Task description
Reproduce the material word for word; the images stay out.

─── Supplied material

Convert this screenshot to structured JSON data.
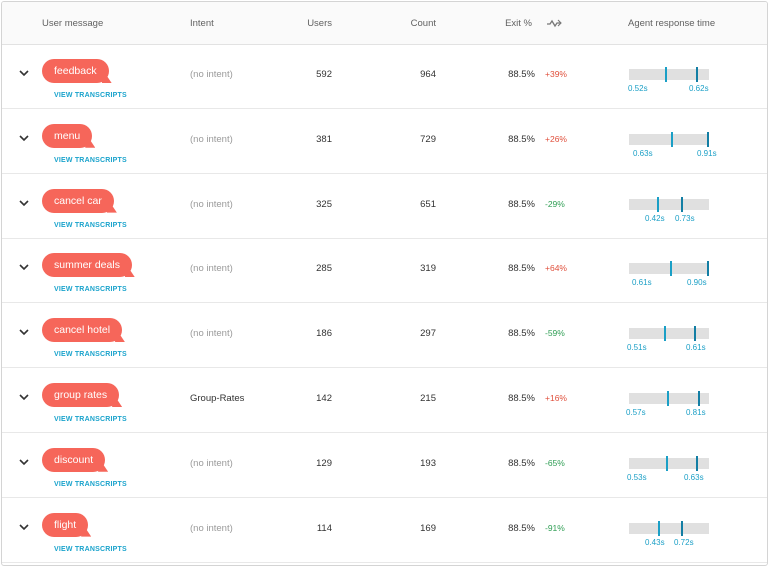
{
  "header": {
    "user_message": "User message",
    "intent": "Intent",
    "users": "Users",
    "count": "Count",
    "exit": "Exit %",
    "trend_icon": "trend-arrow-icon",
    "agent_response_time": "Agent response time"
  },
  "view_transcripts_label": "VIEW TRANSCRIPTS",
  "colors": {
    "bubble": "#f6665a",
    "link": "#1aa3cc",
    "positive_delta": "#e0503c",
    "negative_delta": "#2f9e54",
    "tick": "#1a9fc6"
  },
  "rows": [
    {
      "message": "feedback",
      "intent": "(no intent)",
      "users": "592",
      "count": "964",
      "exit": "88.5%",
      "delta": "+39%",
      "rt_low": "0.52s",
      "rt_high": "0.62s"
    },
    {
      "message": "menu",
      "intent": "(no intent)",
      "users": "381",
      "count": "729",
      "exit": "88.5%",
      "delta": "+26%",
      "rt_low": "0.63s",
      "rt_high": "0.91s"
    },
    {
      "message": "cancel car",
      "intent": "(no intent)",
      "users": "325",
      "count": "651",
      "exit": "88.5%",
      "delta": "-29%",
      "rt_low": "0.42s",
      "rt_high": "0.73s"
    },
    {
      "message": "summer deals",
      "intent": "(no intent)",
      "users": "285",
      "count": "319",
      "exit": "88.5%",
      "delta": "+64%",
      "rt_low": "0.61s",
      "rt_high": "0.90s"
    },
    {
      "message": "cancel hotel",
      "intent": "(no intent)",
      "users": "186",
      "count": "297",
      "exit": "88.5%",
      "delta": "-59%",
      "rt_low": "0.51s",
      "rt_high": "0.61s"
    },
    {
      "message": "group rates",
      "intent": "Group-Rates",
      "users": "142",
      "count": "215",
      "exit": "88.5%",
      "delta": "+16%",
      "rt_low": "0.57s",
      "rt_high": "0.81s"
    },
    {
      "message": "discount",
      "intent": "(no intent)",
      "users": "129",
      "count": "193",
      "exit": "88.5%",
      "delta": "-65%",
      "rt_low": "0.53s",
      "rt_high": "0.63s"
    },
    {
      "message": "flight",
      "intent": "(no intent)",
      "users": "114",
      "count": "169",
      "exit": "88.5%",
      "delta": "-91%",
      "rt_low": "0.43s",
      "rt_high": "0.72s"
    }
  ]
}
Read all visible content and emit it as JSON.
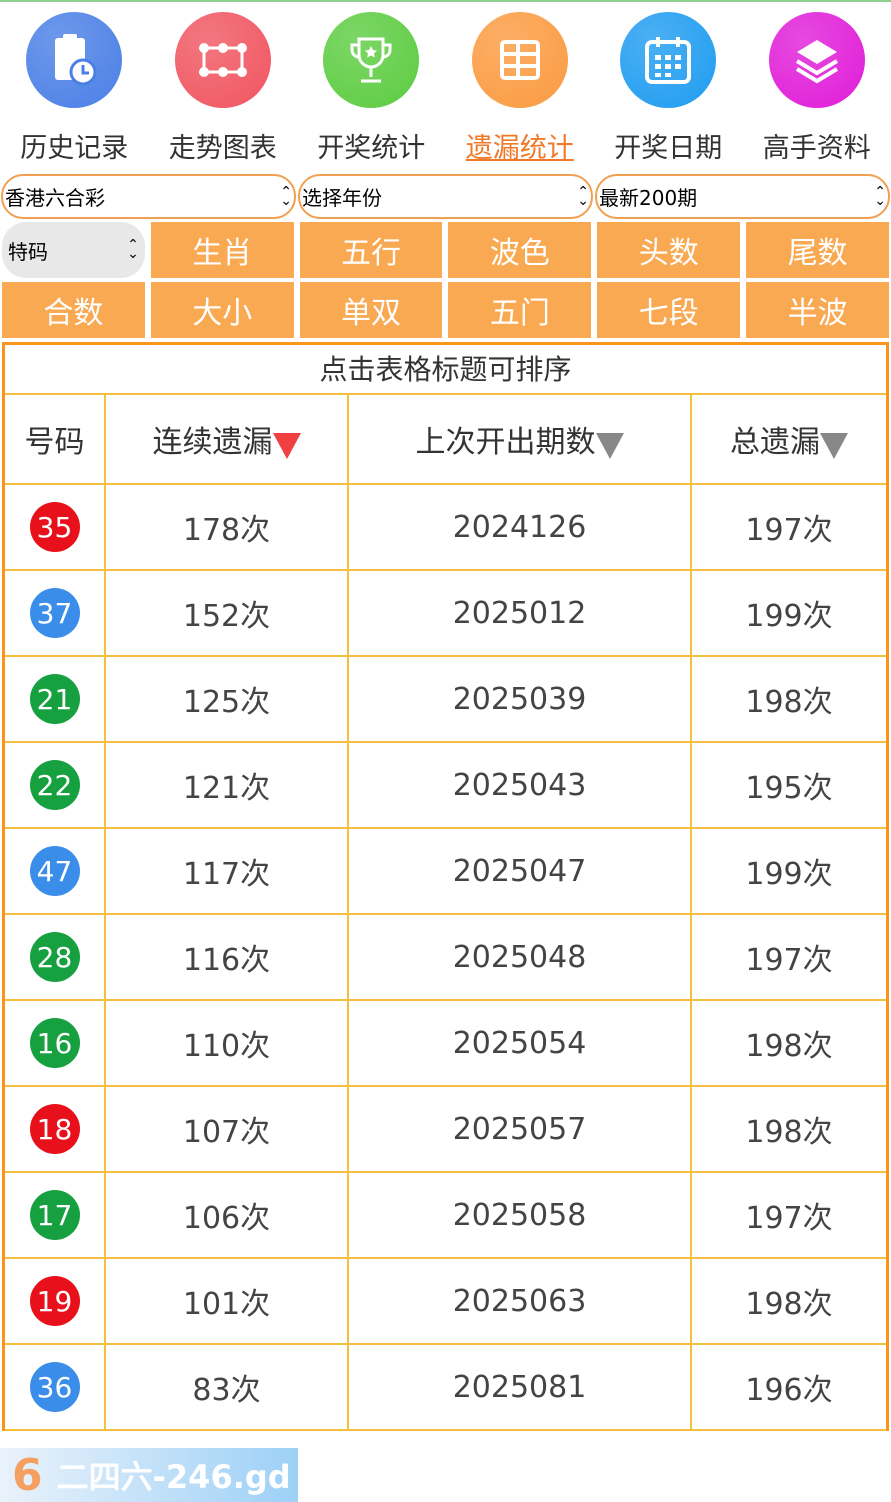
{
  "nav": [
    {
      "label": "历史记录",
      "icon": "clipboard-clock-icon",
      "color": "#4a7fe6",
      "active": false
    },
    {
      "label": "走势图表",
      "icon": "trend-chart-icon",
      "color": "#f05560",
      "active": false
    },
    {
      "label": "开奖统计",
      "icon": "trophy-icon",
      "color": "#5ccc40",
      "active": false
    },
    {
      "label": "遗漏统计",
      "icon": "table-icon",
      "color": "#fb9a40",
      "active": true
    },
    {
      "label": "开奖日期",
      "icon": "calendar-icon",
      "color": "#1e9cf0",
      "active": false
    },
    {
      "label": "高手资料",
      "icon": "layers-icon",
      "color": "#e01cd8",
      "active": false
    }
  ],
  "selects": {
    "lottery": "香港六合彩",
    "year": "选择年份",
    "period": "最新200期",
    "type": "特码"
  },
  "buttons": [
    "生肖",
    "五行",
    "波色",
    "头数",
    "尾数",
    "合数",
    "大小",
    "单双",
    "五门",
    "七段",
    "半波"
  ],
  "table": {
    "caption": "点击表格标题可排序",
    "headers": [
      "号码",
      "连续遗漏",
      "上次开出期数",
      "总遗漏"
    ],
    "rows": [
      {
        "num": "35",
        "color": "#e8101a",
        "miss": "178次",
        "last": "2024126",
        "total": "197次"
      },
      {
        "num": "37",
        "color": "#3a8eea",
        "miss": "152次",
        "last": "2025012",
        "total": "199次"
      },
      {
        "num": "21",
        "color": "#16a040",
        "miss": "125次",
        "last": "2025039",
        "total": "198次"
      },
      {
        "num": "22",
        "color": "#16a040",
        "miss": "121次",
        "last": "2025043",
        "total": "195次"
      },
      {
        "num": "47",
        "color": "#3a8eea",
        "miss": "117次",
        "last": "2025047",
        "total": "199次"
      },
      {
        "num": "28",
        "color": "#16a040",
        "miss": "116次",
        "last": "2025048",
        "total": "197次"
      },
      {
        "num": "16",
        "color": "#16a040",
        "miss": "110次",
        "last": "2025054",
        "total": "198次"
      },
      {
        "num": "18",
        "color": "#e8101a",
        "miss": "107次",
        "last": "2025057",
        "total": "198次"
      },
      {
        "num": "17",
        "color": "#16a040",
        "miss": "106次",
        "last": "2025058",
        "total": "197次"
      },
      {
        "num": "19",
        "color": "#e8101a",
        "miss": "101次",
        "last": "2025063",
        "total": "198次"
      },
      {
        "num": "36",
        "color": "#3a8eea",
        "miss": "83次",
        "last": "2025081",
        "total": "196次"
      }
    ]
  },
  "watermark": "二四六-246.gd"
}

──────

Finished answer
Convert this screenshot to structured JSON data.
{
  "header": {
    "user_message": "User message",
    "intent": "Intent",
    "users": "Users",
    "count": "Count",
    "exit": "Exit %",
    "trend_icon": "trend-arrow-icon",
    "agent_response_time": "Agent response time"
  },
  "view_transcripts_label": "VIEW TRANSCRIPTS",
  "colors": {
    "bubble": "#f6665a",
    "link": "#1aa3cc",
    "positive_delta": "#e0503c",
    "negative_delta": "#2f9e54",
    "tick": "#1a9fc6"
  },
  "rows": [
    {
      "message": "feedback",
      "intent": "(no intent)",
      "users": "592",
      "count": "964",
      "exit": "88.5%",
      "delta": "+39%",
      "rt_low": "0.52s",
      "rt_high": "0.62s"
    },
    {
      "message": "menu",
      "intent": "(no intent)",
      "users": "381",
      "count": "729",
      "exit": "88.5%",
      "delta": "+26%",
      "rt_low": "0.63s",
      "rt_high": "0.91s"
    },
    {
      "message": "cancel car",
      "intent": "(no intent)",
      "users": "325",
      "count": "651",
      "exit": "88.5%",
      "delta": "-29%",
      "rt_low": "0.42s",
      "rt_high": "0.73s"
    },
    {
      "message": "summer deals",
      "intent": "(no intent)",
      "users": "285",
      "count": "319",
      "exit": "88.5%",
      "delta": "+64%",
      "rt_low": "0.61s",
      "rt_high": "0.90s"
    },
    {
      "message": "cancel hotel",
      "intent": "(no intent)",
      "users": "186",
      "count": "297",
      "exit": "88.5%",
      "delta": "-59%",
      "rt_low": "0.51s",
      "rt_high": "0.61s"
    },
    {
      "message": "group rates",
      "intent": "Group-Rates",
      "users": "142",
      "count": "215",
      "exit": "88.5%",
      "delta": "+16%",
      "rt_low": "0.57s",
      "rt_high": "0.81s"
    },
    {
      "message": "discount",
      "intent": "(no intent)",
      "users": "129",
      "count": "193",
      "exit": "88.5%",
      "delta": "-65%",
      "rt_low": "0.53s",
      "rt_high": "0.63s"
    },
    {
      "message": "flight",
      "intent": "(no intent)",
      "users": "114",
      "count": "169",
      "exit": "88.5%",
      "delta": "-91%",
      "rt_low": "0.43s",
      "rt_high": "0.72s"
    }
  ]
}
Read all visible content and emit it as JSON.
{
  "nav": [
    {
      "label": "历史记录",
      "icon": "clipboard-clock-icon",
      "color": "#4a7fe6",
      "active": false
    },
    {
      "label": "走势图表",
      "icon": "trend-chart-icon",
      "color": "#f05560",
      "active": false
    },
    {
      "label": "开奖统计",
      "icon": "trophy-icon",
      "color": "#5ccc40",
      "active": false
    },
    {
      "label": "遗漏统计",
      "icon": "table-icon",
      "color": "#fb9a40",
      "active": true
    },
    {
      "label": "开奖日期",
      "icon": "calendar-icon",
      "color": "#1e9cf0",
      "active": false
    },
    {
      "label": "高手资料",
      "icon": "layers-icon",
      "color": "#e01cd8",
      "active": false
    }
  ],
  "selects": {
    "lottery": "香港六合彩",
    "year": "选择年份",
    "period": "最新200期",
    "type": "特码"
  },
  "buttons": [
    "生肖",
    "五行",
    "波色",
    "头数",
    "尾数",
    "合数",
    "大小",
    "单双",
    "五门",
    "七段",
    "半波"
  ],
  "table": {
    "caption": "点击表格标题可排序",
    "headers": [
      "号码",
      "连续遗漏",
      "上次开出期数",
      "总遗漏"
    ],
    "rows": [
      {
        "num": "35",
        "color": "#e8101a",
        "miss": "178次",
        "last": "2024126",
        "total": "197次"
      },
      {
        "num": "37",
        "color": "#3a8eea",
        "miss": "152次",
        "last": "2025012",
        "total": "199次"
      },
      {
        "num": "21",
        "color": "#16a040",
        "miss": "125次",
        "last": "2025039",
        "total": "198次"
      },
      {
        "num": "22",
        "color": "#16a040",
        "miss": "121次",
        "last": "2025043",
        "total": "195次"
      },
      {
        "num": "47",
        "color": "#3a8eea",
        "miss": "117次",
        "last": "2025047",
        "total": "199次"
      },
      {
        "num": "28",
        "color": "#16a040",
        "miss": "116次",
        "last": "2025048",
        "total": "197次"
      },
      {
        "num": "16",
        "color": "#16a040",
        "miss": "110次",
        "last": "2025054",
        "total": "198次"
      },
      {
        "num": "18",
        "color": "#e8101a",
        "miss": "107次",
        "last": "2025057",
        "total": "198次"
      },
      {
        "num": "17",
        "color": "#16a040",
        "miss": "106次",
        "last": "2025058",
        "total": "197次"
      },
      {
        "num": "19",
        "color": "#e8101a",
        "miss": "101次",
        "last": "2025063",
        "total": "198次"
      },
      {
        "num": "36",
        "color": "#3a8eea",
        "miss": "83次",
        "last": "2025081",
        "total": "196次"
      }
    ]
  },
  "watermark": "二四六-246.gd"
}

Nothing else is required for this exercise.